— The data —

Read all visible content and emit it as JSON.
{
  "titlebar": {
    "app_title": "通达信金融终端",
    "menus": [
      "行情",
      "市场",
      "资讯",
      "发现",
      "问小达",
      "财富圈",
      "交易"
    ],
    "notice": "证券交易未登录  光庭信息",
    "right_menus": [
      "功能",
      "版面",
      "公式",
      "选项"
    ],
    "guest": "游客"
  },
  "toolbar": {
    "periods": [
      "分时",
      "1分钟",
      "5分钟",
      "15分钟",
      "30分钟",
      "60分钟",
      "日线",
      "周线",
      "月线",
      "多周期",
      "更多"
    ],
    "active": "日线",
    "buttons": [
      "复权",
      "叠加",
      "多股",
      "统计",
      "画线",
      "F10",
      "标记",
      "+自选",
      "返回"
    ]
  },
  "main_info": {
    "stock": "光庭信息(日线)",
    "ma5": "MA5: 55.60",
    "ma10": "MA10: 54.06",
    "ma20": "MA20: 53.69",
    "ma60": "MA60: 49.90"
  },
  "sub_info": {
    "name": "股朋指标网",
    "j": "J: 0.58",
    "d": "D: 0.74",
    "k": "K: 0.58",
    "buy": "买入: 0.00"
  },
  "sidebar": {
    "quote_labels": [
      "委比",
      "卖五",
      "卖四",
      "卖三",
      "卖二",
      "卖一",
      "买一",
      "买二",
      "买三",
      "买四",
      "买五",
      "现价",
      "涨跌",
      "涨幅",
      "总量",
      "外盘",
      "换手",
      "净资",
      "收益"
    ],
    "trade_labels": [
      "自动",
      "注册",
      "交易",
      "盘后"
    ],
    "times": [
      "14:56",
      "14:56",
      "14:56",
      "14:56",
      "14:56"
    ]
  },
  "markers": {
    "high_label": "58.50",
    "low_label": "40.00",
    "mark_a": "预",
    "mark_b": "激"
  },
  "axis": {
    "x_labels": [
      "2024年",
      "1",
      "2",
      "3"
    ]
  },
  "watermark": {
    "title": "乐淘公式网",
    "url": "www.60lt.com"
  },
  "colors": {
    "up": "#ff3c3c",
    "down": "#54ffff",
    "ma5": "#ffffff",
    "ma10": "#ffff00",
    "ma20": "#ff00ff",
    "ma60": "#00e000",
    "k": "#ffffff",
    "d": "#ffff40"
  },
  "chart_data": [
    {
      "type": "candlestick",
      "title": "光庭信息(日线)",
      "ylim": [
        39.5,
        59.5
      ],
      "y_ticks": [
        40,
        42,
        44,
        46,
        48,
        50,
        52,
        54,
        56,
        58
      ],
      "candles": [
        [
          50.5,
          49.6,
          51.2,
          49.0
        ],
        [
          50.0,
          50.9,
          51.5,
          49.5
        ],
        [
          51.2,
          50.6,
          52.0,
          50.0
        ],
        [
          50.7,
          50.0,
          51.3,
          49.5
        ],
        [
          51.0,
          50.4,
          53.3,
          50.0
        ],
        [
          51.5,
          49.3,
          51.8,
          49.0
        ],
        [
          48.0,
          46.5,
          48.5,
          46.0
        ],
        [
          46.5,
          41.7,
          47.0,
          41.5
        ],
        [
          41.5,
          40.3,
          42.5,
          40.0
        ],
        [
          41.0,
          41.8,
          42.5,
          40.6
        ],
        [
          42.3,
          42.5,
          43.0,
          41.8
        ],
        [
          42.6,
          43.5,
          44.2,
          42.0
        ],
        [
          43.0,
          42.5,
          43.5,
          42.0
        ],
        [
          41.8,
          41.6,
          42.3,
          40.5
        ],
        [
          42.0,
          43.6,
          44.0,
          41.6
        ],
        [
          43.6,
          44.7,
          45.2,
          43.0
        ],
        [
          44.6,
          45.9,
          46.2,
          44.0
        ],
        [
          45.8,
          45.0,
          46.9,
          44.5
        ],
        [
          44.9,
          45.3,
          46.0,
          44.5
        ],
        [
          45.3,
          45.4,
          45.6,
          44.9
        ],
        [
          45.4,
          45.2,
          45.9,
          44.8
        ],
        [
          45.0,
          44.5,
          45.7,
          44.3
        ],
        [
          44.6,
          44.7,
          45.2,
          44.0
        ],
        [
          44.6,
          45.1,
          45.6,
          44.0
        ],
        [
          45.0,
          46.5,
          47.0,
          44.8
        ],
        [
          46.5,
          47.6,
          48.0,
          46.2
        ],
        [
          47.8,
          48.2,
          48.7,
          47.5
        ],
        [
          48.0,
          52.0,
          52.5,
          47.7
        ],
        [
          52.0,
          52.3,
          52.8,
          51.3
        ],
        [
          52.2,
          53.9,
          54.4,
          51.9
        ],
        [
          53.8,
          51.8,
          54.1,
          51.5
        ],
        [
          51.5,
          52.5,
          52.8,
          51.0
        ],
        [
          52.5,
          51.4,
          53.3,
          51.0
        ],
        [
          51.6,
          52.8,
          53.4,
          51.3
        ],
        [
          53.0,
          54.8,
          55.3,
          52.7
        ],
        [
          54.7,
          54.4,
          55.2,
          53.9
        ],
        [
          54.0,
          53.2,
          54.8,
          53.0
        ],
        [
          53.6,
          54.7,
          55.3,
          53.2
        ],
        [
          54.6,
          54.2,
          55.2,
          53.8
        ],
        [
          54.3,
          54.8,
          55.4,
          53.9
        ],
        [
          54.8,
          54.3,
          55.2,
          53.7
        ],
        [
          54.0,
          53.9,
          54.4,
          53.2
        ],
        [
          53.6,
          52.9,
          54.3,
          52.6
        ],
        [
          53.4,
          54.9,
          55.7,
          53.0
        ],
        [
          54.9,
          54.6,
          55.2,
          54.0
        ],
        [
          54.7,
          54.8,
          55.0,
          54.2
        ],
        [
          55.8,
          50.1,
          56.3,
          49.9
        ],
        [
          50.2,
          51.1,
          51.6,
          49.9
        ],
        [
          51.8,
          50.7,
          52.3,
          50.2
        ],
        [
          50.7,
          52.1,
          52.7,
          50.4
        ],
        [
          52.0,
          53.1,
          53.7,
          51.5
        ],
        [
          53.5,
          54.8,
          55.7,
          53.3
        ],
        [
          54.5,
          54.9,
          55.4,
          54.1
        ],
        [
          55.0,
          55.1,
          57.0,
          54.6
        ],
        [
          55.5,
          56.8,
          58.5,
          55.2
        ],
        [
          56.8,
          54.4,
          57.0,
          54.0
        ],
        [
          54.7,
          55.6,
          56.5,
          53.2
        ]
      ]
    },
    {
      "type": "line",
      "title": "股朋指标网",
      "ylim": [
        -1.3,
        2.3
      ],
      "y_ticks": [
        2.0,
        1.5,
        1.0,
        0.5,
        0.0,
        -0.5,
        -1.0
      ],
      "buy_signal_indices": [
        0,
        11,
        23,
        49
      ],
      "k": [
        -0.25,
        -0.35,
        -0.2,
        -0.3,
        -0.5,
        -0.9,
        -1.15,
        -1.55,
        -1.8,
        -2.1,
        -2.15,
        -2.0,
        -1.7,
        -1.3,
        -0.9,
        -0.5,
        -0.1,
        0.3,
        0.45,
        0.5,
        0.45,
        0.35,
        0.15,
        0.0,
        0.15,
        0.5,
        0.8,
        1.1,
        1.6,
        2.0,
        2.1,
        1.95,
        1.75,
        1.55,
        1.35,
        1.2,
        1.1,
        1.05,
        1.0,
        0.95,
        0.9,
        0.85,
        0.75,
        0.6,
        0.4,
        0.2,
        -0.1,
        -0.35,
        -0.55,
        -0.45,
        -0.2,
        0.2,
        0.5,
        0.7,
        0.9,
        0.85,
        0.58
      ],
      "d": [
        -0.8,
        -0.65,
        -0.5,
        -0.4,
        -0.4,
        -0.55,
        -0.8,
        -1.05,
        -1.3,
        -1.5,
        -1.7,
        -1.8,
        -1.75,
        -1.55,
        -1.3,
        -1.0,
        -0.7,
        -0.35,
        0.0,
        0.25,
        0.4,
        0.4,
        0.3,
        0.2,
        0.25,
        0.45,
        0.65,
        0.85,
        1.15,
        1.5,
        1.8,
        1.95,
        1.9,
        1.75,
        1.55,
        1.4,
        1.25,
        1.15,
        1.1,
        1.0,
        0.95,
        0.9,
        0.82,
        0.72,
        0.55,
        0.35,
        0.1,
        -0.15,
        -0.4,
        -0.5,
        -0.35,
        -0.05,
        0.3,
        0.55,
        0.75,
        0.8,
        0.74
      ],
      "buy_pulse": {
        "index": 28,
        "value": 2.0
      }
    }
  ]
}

— Job —
Of the lines above, how many hold the word "光庭信息"? Say the number alone.

— Task answer —
3